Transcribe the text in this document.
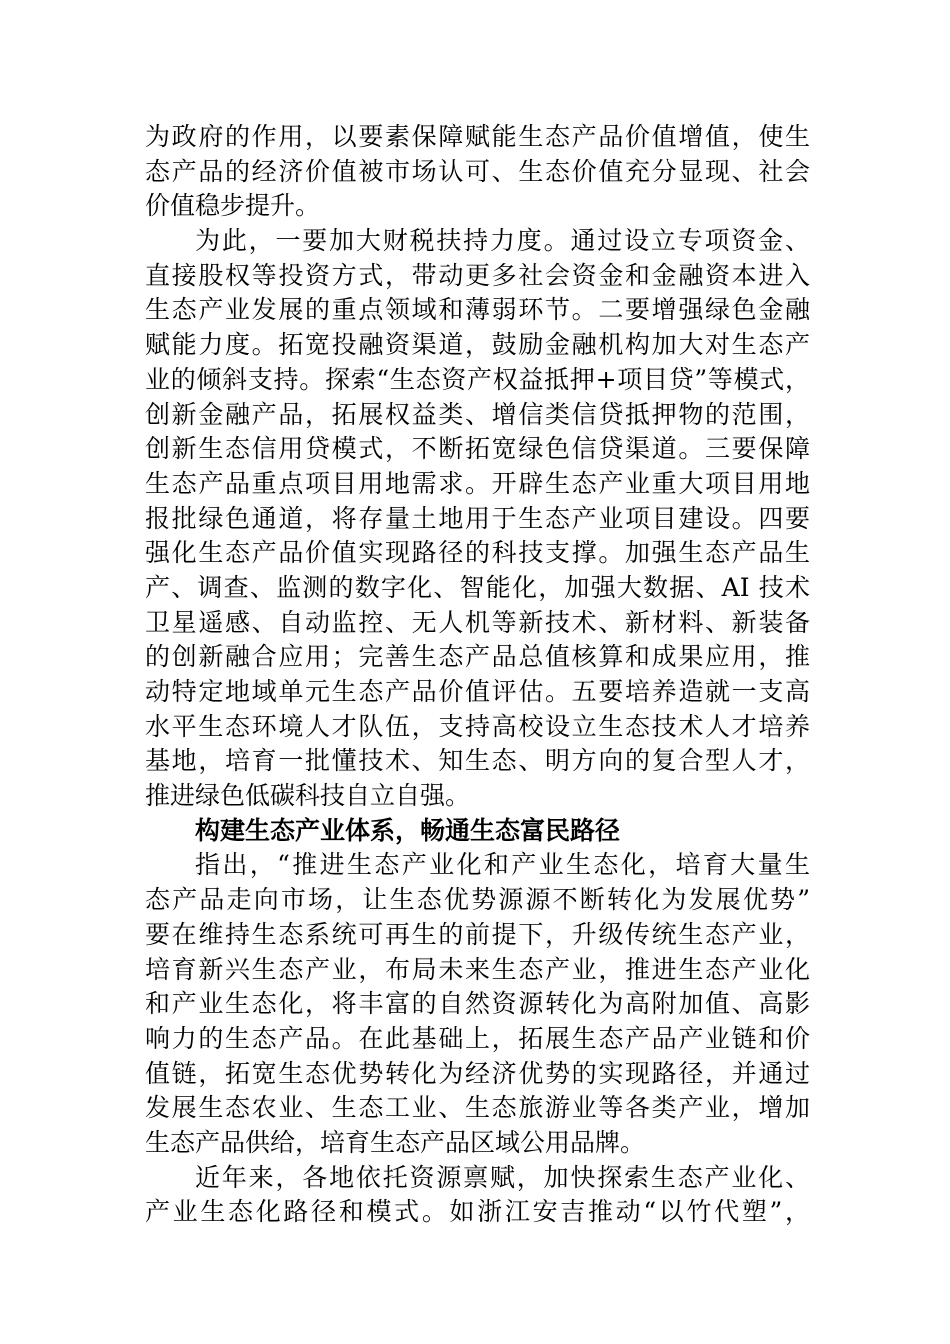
为政府的作用，以要素保障赋能生态产品价值增值，使生
态产品的经济价值被市场认可、生态价值充分显现、社会
价值稳步提升。
为此，一要加大财税扶持力度。通过设立专项资金、
直接股权等投资方式，带动更多社会资金和金融资本进入
生态产业发展的重点领域和薄弱环节。二要增强绿色金融
赋能力度。拓宽投融资渠道，鼓励金融机构加大对生态产
业的倾斜支持。探索“生态资产权益抵押+项目贷”等模式，
创新金融产品，拓展权益类、增信类信贷抵押物的范围，
创新生态信用贷模式，不断拓宽绿色信贷渠道。三要保障
生态产品重点项目用地需求。开辟生态产业重大项目用地
报批绿色通道，将存量土地用于生态产业项目建设。四要
强化生态产品价值实现路径的科技支撑。加强生态产品生
产、调查、监测的数字化、智能化，加强大数据、AI 技术
卫星遥感、自动监控、无人机等新技术、新材料、新装备
的创新融合应用；完善生态产品总值核算和成果应用，推
动特定地域单元生态产品价值评估。五要培养造就一支高
水平生态环境人才队伍，支持高校设立生态技术人才培养
基地，培育一批懂技术、知生态、明方向的复合型人才，
推进绿色低碳科技自立自强。
构建生态产业体系，畅通生态富民路径
指出，“推进生态产业化和产业生态化，培育大量生
态产品走向市场，让生态优势源源不断转化为发展优势”
要在维持生态系统可再生的前提下，升级传统生态产业，
培育新兴生态产业，布局未来生态产业，推进生态产业化
和产业生态化，将丰富的自然资源转化为高附加值、高影
响力的生态产品。在此基础上，拓展生态产品产业链和价
值链，拓宽生态优势转化为经济优势的实现路径，并通过
发展生态农业、生态工业、生态旅游业等各类产业，增加
生态产品供给，培育生态产品区域公用品牌。
近年来，各地依托资源禀赋，加快探索生态产业化、
产业生态化路径和模式。如浙江安吉推动“以竹代塑”，
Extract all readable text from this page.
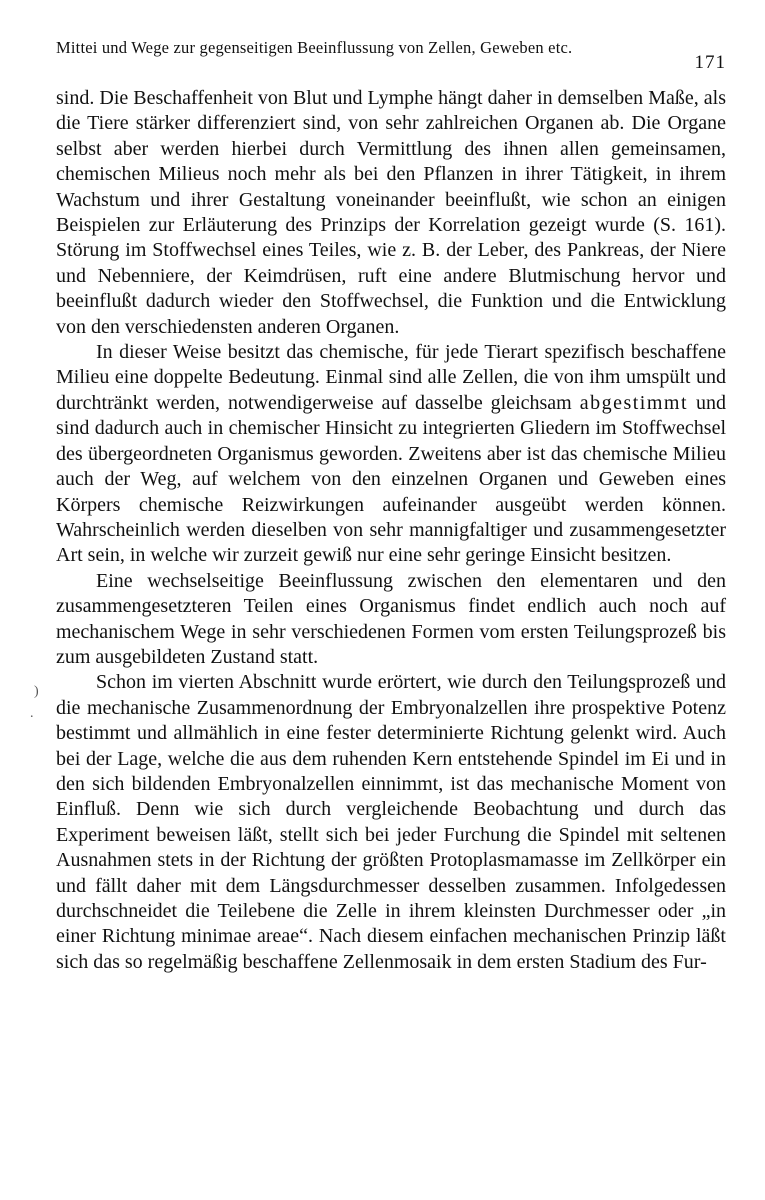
Mittei und Wege zur gegenseitigen Beeinflussung von Zellen, Geweben etc.
171

sind. Die Beschaffenheit von Blut und Lymphe hängt daher in demselben Maße, als die Tiere stärker differenziert sind, von sehr zahlreichen Organen ab. Die Organe selbst aber werden hierbei durch Vermittlung des ihnen allen gemeinsamen, chemischen Milieus noch mehr als bei den Pflanzen in ihrer Tätigkeit, in ihrem Wachstum und ihrer Gestaltung voneinander beeinflußt, wie schon an einigen Beispielen zur Erläuterung des Prinzips der Korrelation gezeigt wurde (S. 161). Störung im Stoffwechsel eines Teiles, wie z. B. der Leber, des Pankreas, der Niere und Nebenniere, der Keimdrüsen, ruft eine andere Blutmischung hervor und beeinflußt dadurch wieder den Stoffwechsel, die Funktion und die Entwicklung von den verschiedensten anderen Organen.

In dieser Weise besitzt das chemische, für jede Tierart spezifisch beschaffene Milieu eine doppelte Bedeutung. Einmal sind alle Zellen, die von ihm umspült und durchtränkt werden, notwendigerweise auf dasselbe gleichsam abgestimmt und sind dadurch auch in chemischer Hinsicht zu integrierten Gliedern im Stoffwechsel des übergeordneten Organismus geworden. Zweitens aber ist das chemische Milieu auch der Weg, auf welchem von den einzelnen Organen und Geweben eines Körpers chemische Reizwirkungen aufeinander ausgeübt werden können. Wahrscheinlich werden dieselben von sehr mannigfaltiger und zusammengesetzter Art sein, in welche wir zurzeit gewiß nur eine sehr geringe Einsicht besitzen.

Eine wechselseitige Beeinflussung zwischen den elementaren und den zusammengesetzteren Teilen eines Organismus findet endlich auch noch auf mechanischem Wege in sehr verschiedenen Formen vom ersten Teilungsprozeß bis zum ausgebildeten Zustand statt.

Schon im vierten Abschnitt wurde erörtert, wie durch den Teilungsprozeß und die mechanische Zusammenordnung der Embryonalzellen ihre prospektive Potenz bestimmt und allmählich in eine fester determinierte Richtung gelenkt wird. Auch bei der Lage, welche die aus dem ruhenden Kern entstehende Spindel im Ei und in den sich bildenden Embryonalzellen einnimmt, ist das mechanische Moment von Einfluß. Denn wie sich durch vergleichende Beobachtung und durch das Experiment beweisen läßt, stellt sich bei jeder Furchung die Spindel mit seltenen Ausnahmen stets in der Richtung der größten Protoplasmamasse im Zellkörper ein und fällt daher mit dem Längsdurchmesser desselben zusammen. Infolgedessen durchschneidet die Teilebene die Zelle in ihrem kleinsten Durchmesser oder „in einer Richtung minimae areae“. Nach diesem einfachen mechanischen Prinzip läßt sich das so regelmäßig beschaffene Zellenmosaik in dem ersten Stadium des Fur-

)
.
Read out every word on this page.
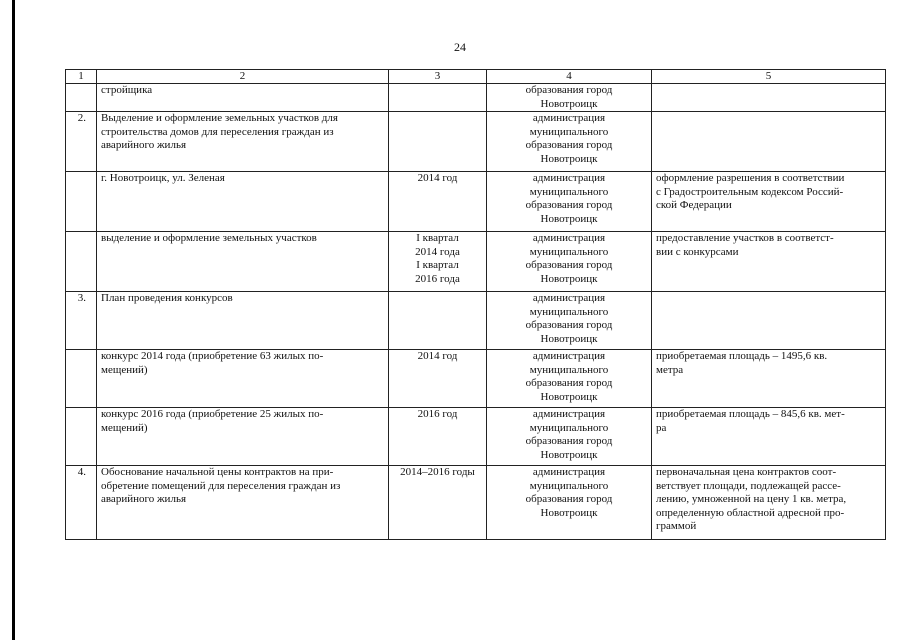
24
1	2	3	4	5
	стройщика		образования город
Новотроицк	

2.	Выделение и оформление земельных участков для
строительства домов для переселения граждан из
аварийного жилья		администрация
муниципального
образования город
Новотроицк	
	г. Новотроицк, ул. Зеленая	2014 год	администрация
муниципального
образования город
Новотроицк	оформление разрешения в соответствии
с Градостроительным кодексом Россий-
ской Федерации
	выделение и оформление земельных участков	I квартал
2014 года
I квартал
2016 года	администрация
муниципального
образования город
Новотроицк	предоставление участков в соответст-
вии с конкурсами

3.	План проведения конкурсов		администрация
муниципального
образования город
Новотроицк	
	конкурс 2014 года (приобретение 63 жилых по-
мещений)	2014 год	администрация
муниципального
образования город
Новотроицк	приобретаемая площадь – 1495,6 кв.
метра
	конкурс 2016 года (приобретение 25 жилых по-
мещений)	2016 год	администрация
муниципального
образования город
Новотроицк	приобретаемая площадь – 845,6 кв. мет-
ра

4.	Обоснование начальной цены контрактов на при-
обретение помещений для переселения граждан из
аварийного жилья	2014–2016 годы	администрация
муниципального
образования город
Новотроицк	первоначальная цена контрактов соот-
ветствует площади, подлежащей рассе-
лению, умноженной на цену 1 кв. метра,
определенную областной адресной про-
граммой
--*--
WHAT IS REQUIRED:
List all lines where "граждан" occurs.

RESULT OF THIS EXERCISE:
строительства домов для переселения граждан из
обретение помещений для переселения граждан из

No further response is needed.